• _STATED TASK_
Exactly as they appear, output all of the entries.

• _PROVIDED DATA_
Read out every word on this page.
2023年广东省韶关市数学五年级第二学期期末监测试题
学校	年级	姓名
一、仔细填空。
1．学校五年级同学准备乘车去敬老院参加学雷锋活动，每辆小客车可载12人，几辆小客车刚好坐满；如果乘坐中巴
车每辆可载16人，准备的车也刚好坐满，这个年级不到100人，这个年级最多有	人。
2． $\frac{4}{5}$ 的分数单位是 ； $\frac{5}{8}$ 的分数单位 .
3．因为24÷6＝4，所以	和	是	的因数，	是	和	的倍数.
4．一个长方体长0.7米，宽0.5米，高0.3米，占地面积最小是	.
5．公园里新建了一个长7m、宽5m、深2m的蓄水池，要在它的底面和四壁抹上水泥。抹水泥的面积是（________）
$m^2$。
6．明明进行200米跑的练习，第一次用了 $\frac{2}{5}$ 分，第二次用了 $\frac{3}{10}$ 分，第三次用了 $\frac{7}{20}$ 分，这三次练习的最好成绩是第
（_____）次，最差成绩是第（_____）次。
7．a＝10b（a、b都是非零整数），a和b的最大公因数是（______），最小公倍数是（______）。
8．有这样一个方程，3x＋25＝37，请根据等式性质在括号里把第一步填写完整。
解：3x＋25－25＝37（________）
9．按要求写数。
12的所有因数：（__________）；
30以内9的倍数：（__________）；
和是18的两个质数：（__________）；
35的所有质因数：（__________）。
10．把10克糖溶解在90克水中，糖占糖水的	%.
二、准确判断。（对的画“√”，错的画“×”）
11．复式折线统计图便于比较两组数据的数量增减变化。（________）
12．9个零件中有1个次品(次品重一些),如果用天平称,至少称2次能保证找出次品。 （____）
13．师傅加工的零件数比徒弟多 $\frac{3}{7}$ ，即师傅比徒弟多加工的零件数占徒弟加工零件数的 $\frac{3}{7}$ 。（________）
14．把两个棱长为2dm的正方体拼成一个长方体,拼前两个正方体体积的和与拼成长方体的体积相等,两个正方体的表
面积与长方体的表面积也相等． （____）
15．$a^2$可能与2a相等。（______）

• _WORKED ANSWER_
Read out every word on this page.
2023年广东省韶关市数学五年级第二学期期末监测试题
学校	年级	姓名
一、仔细填空。
1．学校五年级同学准备乘车去敬老院参加学雷锋活动，每辆小客车可载12人，几辆小客车刚好坐满；如果乘坐中巴
车每辆可载16人，准备的车也刚好坐满，这个年级不到100人，这个年级最多有	人。
2． $\frac{4}{5}$ 的分数单位是 ； $\frac{5}{8}$ 的分数单位 .
3．因为24÷6＝4，所以	和	是	的因数，	是	和	的倍数.
4．一个长方体长0.7米，宽0.5米，高0.3米，占地面积最小是	.
5．公园里新建了一个长7m、宽5m、深2m的蓄水池，要在它的底面和四壁抹上水泥。抹水泥的面积是（________）
$m^2$。
6．明明进行200米跑的练习，第一次用了 $\frac{2}{5}$ 分，第二次用了 $\frac{3}{10}$ 分，第三次用了 $\frac{7}{20}$ 分，这三次练习的最好成绩是第
（_____）次，最差成绩是第（_____）次。
7．a＝10b（a、b都是非零整数），a和b的最大公因数是（______），最小公倍数是（______）。
8．有这样一个方程，3x＋25＝37，请根据等式性质在括号里把第一步填写完整。
解：3x＋25－25＝37（________）
9．按要求写数。
12的所有因数：（__________）；
30以内9的倍数：（__________）；
和是18的两个质数：（__________）；
35的所有质因数：（__________）。
10．把10克糖溶解在90克水中，糖占糖水的	%.
二、准确判断。（对的画“√”，错的画“×”）
11．复式折线统计图便于比较两组数据的数量增减变化。（________）
12．9个零件中有1个次品(次品重一些),如果用天平称,至少称2次能保证找出次品。 （____）
13．师傅加工的零件数比徒弟多 $\frac{3}{7}$ ，即师傅比徒弟多加工的零件数占徒弟加工零件数的 $\frac{3}{7}$ 。（________）
14．把两个棱长为2dm的正方体拼成一个长方体,拼前两个正方体体积的和与拼成长方体的体积相等,两个正方体的表
面积与长方体的表面积也相等． （____）
15．$a^2$可能与2a相等。（______）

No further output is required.